BRIEF
Copy each line of the data below exactly, leaving out pictures.

RECORDS FOR THE TASK
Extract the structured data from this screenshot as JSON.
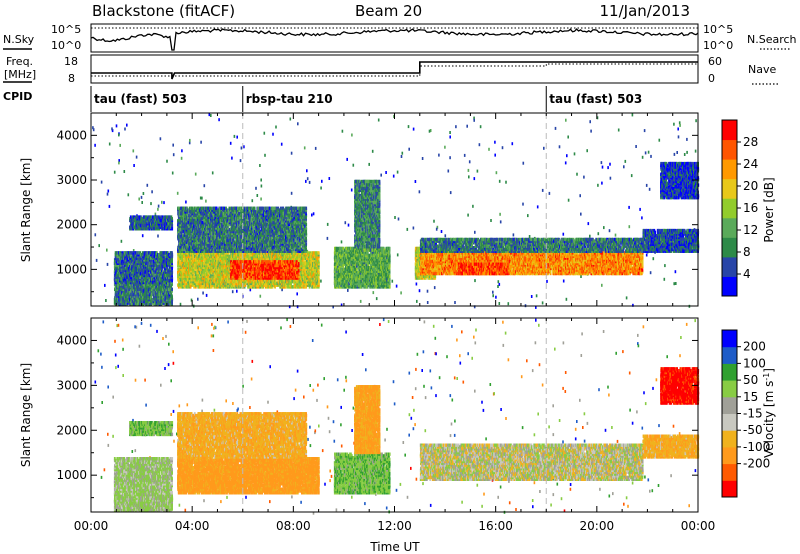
{
  "header": {
    "station": "Blackstone (fitACF)",
    "beam": "Beam 20",
    "date": "11/Jan/2013"
  },
  "strip_labels": {
    "nsky": "N.Sky",
    "freq_top": "Freq.",
    "freq_bottom": "[MHz]",
    "cpid": "CPID",
    "nsearch": "N.Search",
    "nave": "Nave"
  },
  "strip_ticks": {
    "noise_top": "10^5",
    "noise_bottom": "10^0",
    "freq_top": "18",
    "freq_bottom": "8",
    "nave_top": "60",
    "nave_bottom": "0"
  },
  "cpid_segments": [
    {
      "label": "tau (fast) 503",
      "start_hour": 0.0
    },
    {
      "label": "rbsp-tau 210",
      "start_hour": 6.0
    },
    {
      "label": "tau (fast) 503",
      "start_hour": 18.0
    }
  ],
  "colors": {
    "power": [
      "#0000ff",
      "#2845a8",
      "#2d8a48",
      "#5aaa5a",
      "#92cc2c",
      "#e8c81a",
      "#ff9900",
      "#ff5500",
      "#ff0000"
    ],
    "velocity": [
      "#ff0000",
      "#ff5a00",
      "#ff9a1c",
      "#f0b21e",
      "#c8c8c0",
      "#a0a098",
      "#88cc44",
      "#30a030",
      "#1e5cc8",
      "#0000ff"
    ]
  },
  "chart_data": [
    {
      "type": "heatmap",
      "panel": "power",
      "xlabel": "",
      "ylabel": "Slant Range [km]",
      "xlim": [
        0,
        24
      ],
      "ylim": [
        180,
        4500
      ],
      "y_ticks": [
        "1000",
        "2000",
        "3000",
        "4000"
      ],
      "colorbar": {
        "label": "Power [dB]",
        "range": [
          0,
          32
        ],
        "ticks": [
          "4",
          "8",
          "12",
          "16",
          "20",
          "24",
          "28"
        ]
      },
      "echo_regions": [
        {
          "t0": 0.9,
          "t1": 3.2,
          "r0": 200,
          "r1": 700,
          "value": 8
        },
        {
          "t0": 0.9,
          "t1": 3.2,
          "r0": 700,
          "r1": 1400,
          "value": 7
        },
        {
          "t0": 1.5,
          "t1": 3.2,
          "r0": 1900,
          "r1": 2200,
          "value": 6
        },
        {
          "t0": 3.4,
          "t1": 9.0,
          "r0": 600,
          "r1": 1400,
          "value": 18
        },
        {
          "t0": 5.5,
          "t1": 8.2,
          "r0": 800,
          "r1": 1200,
          "value": 28
        },
        {
          "t0": 3.4,
          "t1": 8.5,
          "r0": 1400,
          "r1": 2400,
          "value": 8
        },
        {
          "t0": 9.6,
          "t1": 11.8,
          "r0": 600,
          "r1": 1500,
          "value": 12
        },
        {
          "t0": 10.4,
          "t1": 11.4,
          "r0": 1500,
          "r1": 3000,
          "value": 9
        },
        {
          "t0": 12.8,
          "t1": 13.6,
          "r0": 800,
          "r1": 1500,
          "value": 18
        },
        {
          "t0": 13.0,
          "t1": 21.8,
          "r0": 900,
          "r1": 1400,
          "value": 24
        },
        {
          "t0": 14.5,
          "t1": 16.5,
          "r0": 900,
          "r1": 1150,
          "value": 28
        },
        {
          "t0": 13.0,
          "t1": 21.8,
          "r0": 1400,
          "r1": 1700,
          "value": 8
        },
        {
          "t0": 21.8,
          "t1": 24.0,
          "r0": 1400,
          "r1": 1900,
          "value": 6
        },
        {
          "t0": 22.5,
          "t1": 24.0,
          "r0": 2600,
          "r1": 3400,
          "value": 4
        }
      ]
    },
    {
      "type": "heatmap",
      "panel": "velocity",
      "xlabel": "Time UT",
      "ylabel": "Slant Range [km]",
      "xlim": [
        0,
        24
      ],
      "ylim": [
        180,
        4500
      ],
      "x_ticks": [
        "00:00",
        "04:00",
        "08:00",
        "12:00",
        "16:00",
        "20:00",
        "00:00"
      ],
      "y_ticks": [
        "1000",
        "2000",
        "3000",
        "4000"
      ],
      "colorbar": {
        "label": "Velocity [m s^-1]",
        "ticks": [
          "200",
          "100",
          "50",
          "15",
          "-15",
          "-50",
          "-100",
          "-200"
        ]
      },
      "echo_regions": [
        {
          "t0": 0.9,
          "t1": 3.2,
          "r0": 200,
          "r1": 1400,
          "value": 20
        },
        {
          "t0": 1.5,
          "t1": 3.2,
          "r0": 1900,
          "r1": 2200,
          "value": 40
        },
        {
          "t0": 3.4,
          "t1": 9.0,
          "r0": 600,
          "r1": 1400,
          "value": -70
        },
        {
          "t0": 3.4,
          "t1": 8.5,
          "r0": 1400,
          "r1": 2400,
          "value": -40
        },
        {
          "t0": 9.6,
          "t1": 11.8,
          "r0": 600,
          "r1": 1500,
          "value": 40
        },
        {
          "t0": 10.4,
          "t1": 11.4,
          "r0": 1500,
          "r1": 3000,
          "value": -60
        },
        {
          "t0": 13.0,
          "t1": 21.8,
          "r0": 900,
          "r1": 1700,
          "value": 0
        },
        {
          "t0": 21.8,
          "t1": 24.0,
          "r0": 1400,
          "r1": 1900,
          "value": -40
        },
        {
          "t0": 22.5,
          "t1": 24.0,
          "r0": 2600,
          "r1": 3400,
          "value": -220
        }
      ]
    }
  ]
}
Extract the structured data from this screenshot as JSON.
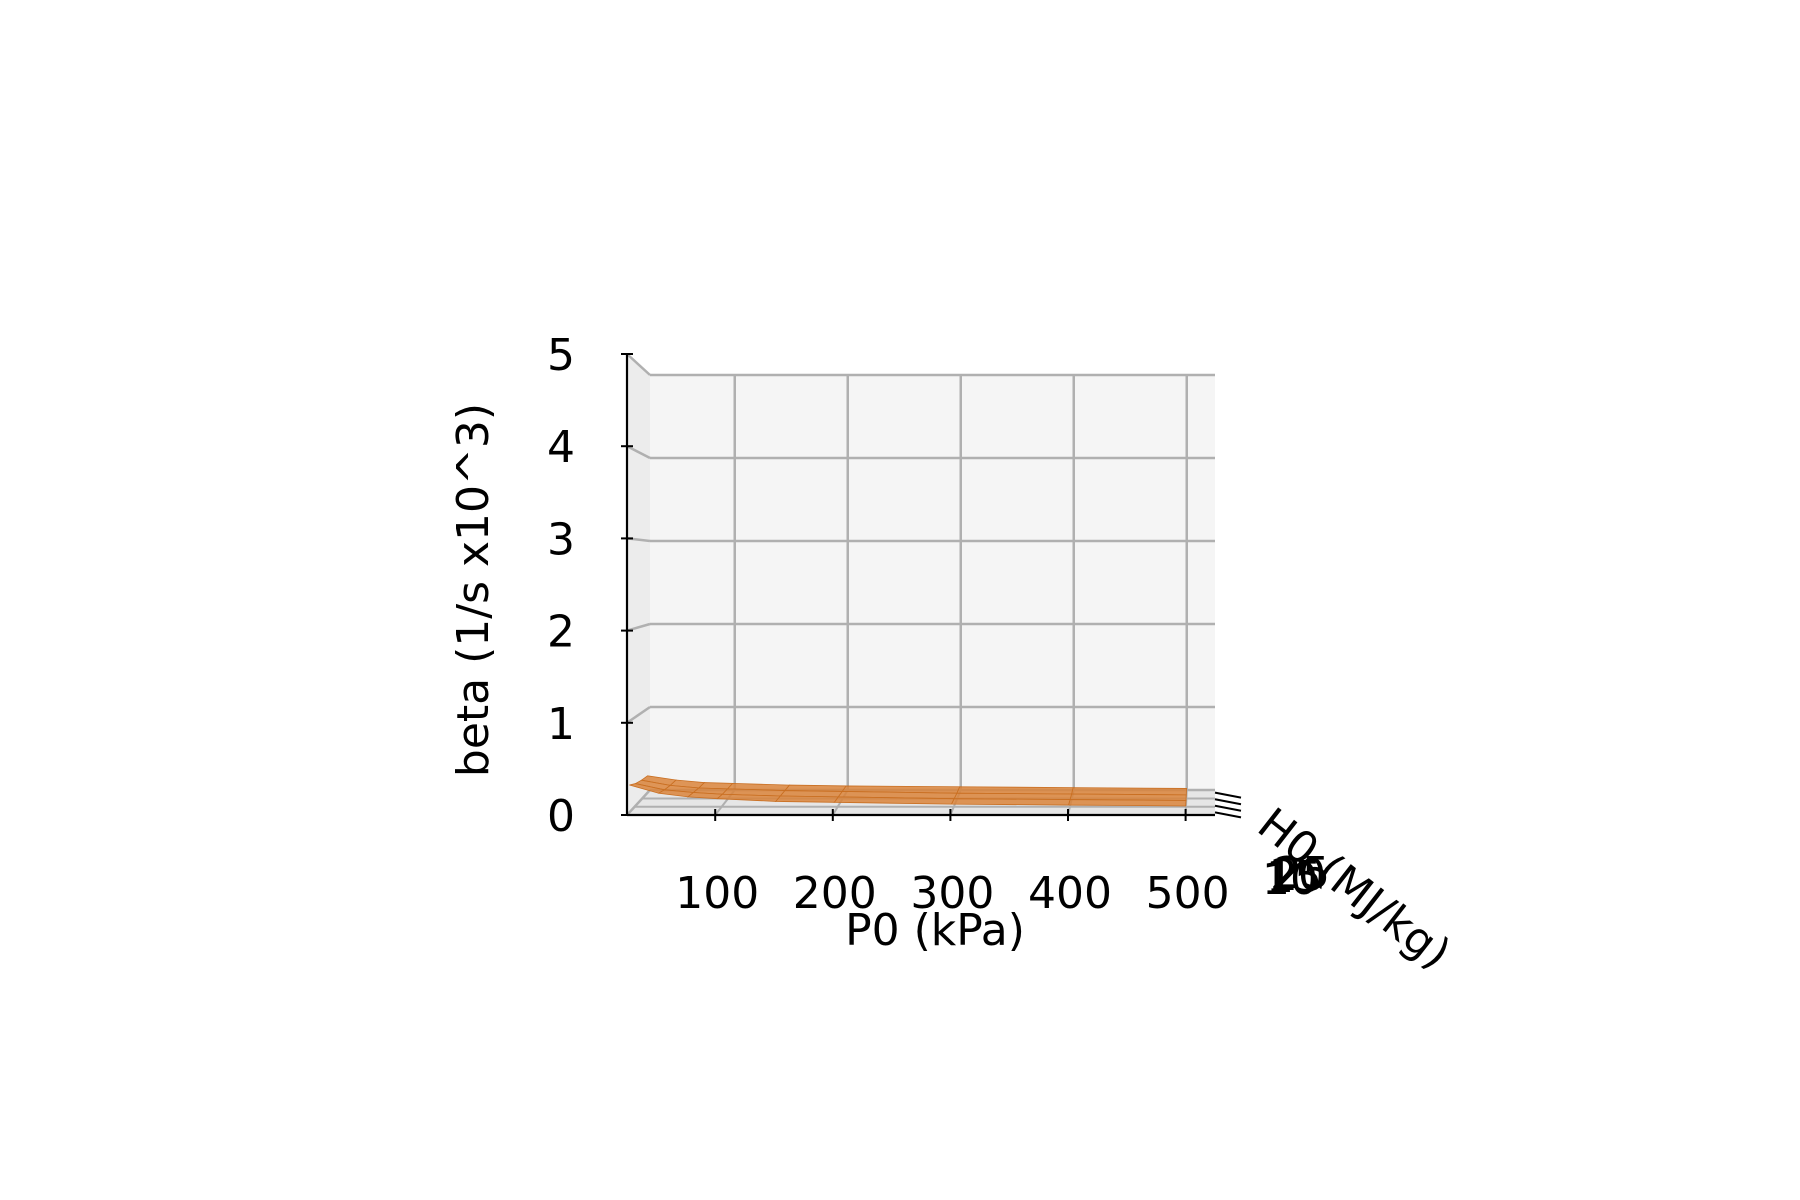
{
  "chart_data": {
    "type": "surface3d",
    "xlabel": "P0 (kPa)",
    "ylabel": "beta (1/s x10^3)",
    "zlabel": "H0 (MJ/kg)",
    "x_ticks": [
      "100",
      "200",
      "300",
      "400",
      "500"
    ],
    "y_ticks": [
      "0",
      "1",
      "2",
      "3",
      "4",
      "5"
    ],
    "z_ticks": [
      "10",
      "15",
      "20",
      "25"
    ],
    "xlim": [
      25,
      525
    ],
    "ylim": [
      0,
      5
    ],
    "zlim": [
      8,
      27
    ],
    "grid": true,
    "surface_color": "#d9843b",
    "surface_edge_color": "#c96f22",
    "surface": {
      "P0": [
        25,
        50,
        75,
        100,
        150,
        200,
        300,
        400,
        500
      ],
      "H0": [
        10,
        15,
        20,
        25
      ],
      "beta": [
        [
          0.3,
          0.21,
          0.17,
          0.15,
          0.12,
          0.11,
          0.09,
          0.08,
          0.07
        ],
        [
          0.25,
          0.18,
          0.15,
          0.13,
          0.11,
          0.1,
          0.08,
          0.07,
          0.06
        ],
        [
          0.22,
          0.16,
          0.13,
          0.12,
          0.1,
          0.09,
          0.07,
          0.06,
          0.05
        ],
        [
          0.2,
          0.15,
          0.12,
          0.11,
          0.09,
          0.08,
          0.07,
          0.06,
          0.05
        ]
      ]
    }
  }
}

RESPONSE TO THIS EXERCISE
Extract the structured data from this screenshot as JSON.
{
  "header": {
    "station": "Blackstone (fitACF)",
    "beam": "Beam 20",
    "date": "11/Jan/2013"
  },
  "strip_labels": {
    "nsky": "N.Sky",
    "freq_top": "Freq.",
    "freq_bottom": "[MHz]",
    "cpid": "CPID",
    "nsearch": "N.Search",
    "nave": "Nave"
  },
  "strip_ticks": {
    "noise_top": "10^5",
    "noise_bottom": "10^0",
    "freq_top": "18",
    "freq_bottom": "8",
    "nave_top": "60",
    "nave_bottom": "0"
  },
  "cpid_segments": [
    {
      "label": "tau (fast) 503",
      "start_hour": 0.0
    },
    {
      "label": "rbsp-tau 210",
      "start_hour": 6.0
    },
    {
      "label": "tau (fast) 503",
      "start_hour": 18.0
    }
  ],
  "colors": {
    "power": [
      "#0000ff",
      "#2845a8",
      "#2d8a48",
      "#5aaa5a",
      "#92cc2c",
      "#e8c81a",
      "#ff9900",
      "#ff5500",
      "#ff0000"
    ],
    "velocity": [
      "#ff0000",
      "#ff5a00",
      "#ff9a1c",
      "#f0b21e",
      "#c8c8c0",
      "#a0a098",
      "#88cc44",
      "#30a030",
      "#1e5cc8",
      "#0000ff"
    ]
  },
  "chart_data": [
    {
      "type": "heatmap",
      "panel": "power",
      "xlabel": "",
      "ylabel": "Slant Range [km]",
      "xlim": [
        0,
        24
      ],
      "ylim": [
        180,
        4500
      ],
      "y_ticks": [
        "1000",
        "2000",
        "3000",
        "4000"
      ],
      "colorbar": {
        "label": "Power [dB]",
        "range": [
          0,
          32
        ],
        "ticks": [
          "4",
          "8",
          "12",
          "16",
          "20",
          "24",
          "28"
        ]
      },
      "echo_regions": [
        {
          "t0": 0.9,
          "t1": 3.2,
          "r0": 200,
          "r1": 700,
          "value": 8
        },
        {
          "t0": 0.9,
          "t1": 3.2,
          "r0": 700,
          "r1": 1400,
          "value": 7
        },
        {
          "t0": 1.5,
          "t1": 3.2,
          "r0": 1900,
          "r1": 2200,
          "value": 6
        },
        {
          "t0": 3.4,
          "t1": 9.0,
          "r0": 600,
          "r1": 1400,
          "value": 18
        },
        {
          "t0": 5.5,
          "t1": 8.2,
          "r0": 800,
          "r1": 1200,
          "value": 28
        },
        {
          "t0": 3.4,
          "t1": 8.5,
          "r0": 1400,
          "r1": 2400,
          "value": 8
        },
        {
          "t0": 9.6,
          "t1": 11.8,
          "r0": 600,
          "r1": 1500,
          "value": 12
        },
        {
          "t0": 10.4,
          "t1": 11.4,
          "r0": 1500,
          "r1": 3000,
          "value": 9
        },
        {
          "t0": 12.8,
          "t1": 13.6,
          "r0": 800,
          "r1": 1500,
          "value": 18
        },
        {
          "t0": 13.0,
          "t1": 21.8,
          "r0": 900,
          "r1": 1400,
          "value": 24
        },
        {
          "t0": 14.5,
          "t1": 16.5,
          "r0": 900,
          "r1": 1150,
          "value": 28
        },
        {
          "t0": 13.0,
          "t1": 21.8,
          "r0": 1400,
          "r1": 1700,
          "value": 8
        },
        {
          "t0": 21.8,
          "t1": 24.0,
          "r0": 1400,
          "r1": 1900,
          "value": 6
        },
        {
          "t0": 22.5,
          "t1": 24.0,
          "r0": 2600,
          "r1": 3400,
          "value": 4
        }
      ]
    },
    {
      "type": "heatmap",
      "panel": "velocity",
      "xlabel": "Time UT",
      "ylabel": "Slant Range [km]",
      "xlim": [
        0,
        24
      ],
      "ylim": [
        180,
        4500
      ],
      "x_ticks": [
        "00:00",
        "04:00",
        "08:00",
        "12:00",
        "16:00",
        "20:00",
        "00:00"
      ],
      "y_ticks": [
        "1000",
        "2000",
        "3000",
        "4000"
      ],
      "colorbar": {
        "label": "Velocity [m s^-1]",
        "ticks": [
          "200",
          "100",
          "50",
          "15",
          "-15",
          "-50",
          "-100",
          "-200"
        ]
      },
      "echo_regions": [
        {
          "t0": 0.9,
          "t1": 3.2,
          "r0": 200,
          "r1": 1400,
          "value": 20
        },
        {
          "t0": 1.5,
          "t1": 3.2,
          "r0": 1900,
          "r1": 2200,
          "value": 40
        },
        {
          "t0": 3.4,
          "t1": 9.0,
          "r0": 600,
          "r1": 1400,
          "value": -70
        },
        {
          "t0": 3.4,
          "t1": 8.5,
          "r0": 1400,
          "r1": 2400,
          "value": -40
        },
        {
          "t0": 9.6,
          "t1": 11.8,
          "r0": 600,
          "r1": 1500,
          "value": 40
        },
        {
          "t0": 10.4,
          "t1": 11.4,
          "r0": 1500,
          "r1": 3000,
          "value": -60
        },
        {
          "t0": 13.0,
          "t1": 21.8,
          "r0": 900,
          "r1": 1700,
          "value": 0
        },
        {
          "t0": 21.8,
          "t1": 24.0,
          "r0": 1400,
          "r1": 1900,
          "value": -40
        },
        {
          "t0": 22.5,
          "t1": 24.0,
          "r0": 2600,
          "r1": 3400,
          "value": -220
        }
      ]
    }
  ]
}
Extract the structured data from this screenshot as JSON.
{
  "chart_data": {
    "type": "surface3d",
    "xlabel": "P0 (kPa)",
    "ylabel": "beta (1/s x10^3)",
    "zlabel": "H0 (MJ/kg)",
    "x_ticks": [
      "100",
      "200",
      "300",
      "400",
      "500"
    ],
    "y_ticks": [
      "0",
      "1",
      "2",
      "3",
      "4",
      "5"
    ],
    "z_ticks": [
      "10",
      "15",
      "20",
      "25"
    ],
    "xlim": [
      25,
      525
    ],
    "ylim": [
      0,
      5
    ],
    "zlim": [
      8,
      27
    ],
    "grid": true,
    "surface_color": "#d9843b",
    "surface_edge_color": "#c96f22",
    "surface": {
      "P0": [
        25,
        50,
        75,
        100,
        150,
        200,
        300,
        400,
        500
      ],
      "H0": [
        10,
        15,
        20,
        25
      ],
      "beta": [
        [
          0.3,
          0.21,
          0.17,
          0.15,
          0.12,
          0.11,
          0.09,
          0.08,
          0.07
        ],
        [
          0.25,
          0.18,
          0.15,
          0.13,
          0.11,
          0.1,
          0.08,
          0.07,
          0.06
        ],
        [
          0.22,
          0.16,
          0.13,
          0.12,
          0.1,
          0.09,
          0.07,
          0.06,
          0.05
        ],
        [
          0.2,
          0.15,
          0.12,
          0.11,
          0.09,
          0.08,
          0.07,
          0.06,
          0.05
        ]
      ]
    }
  }
}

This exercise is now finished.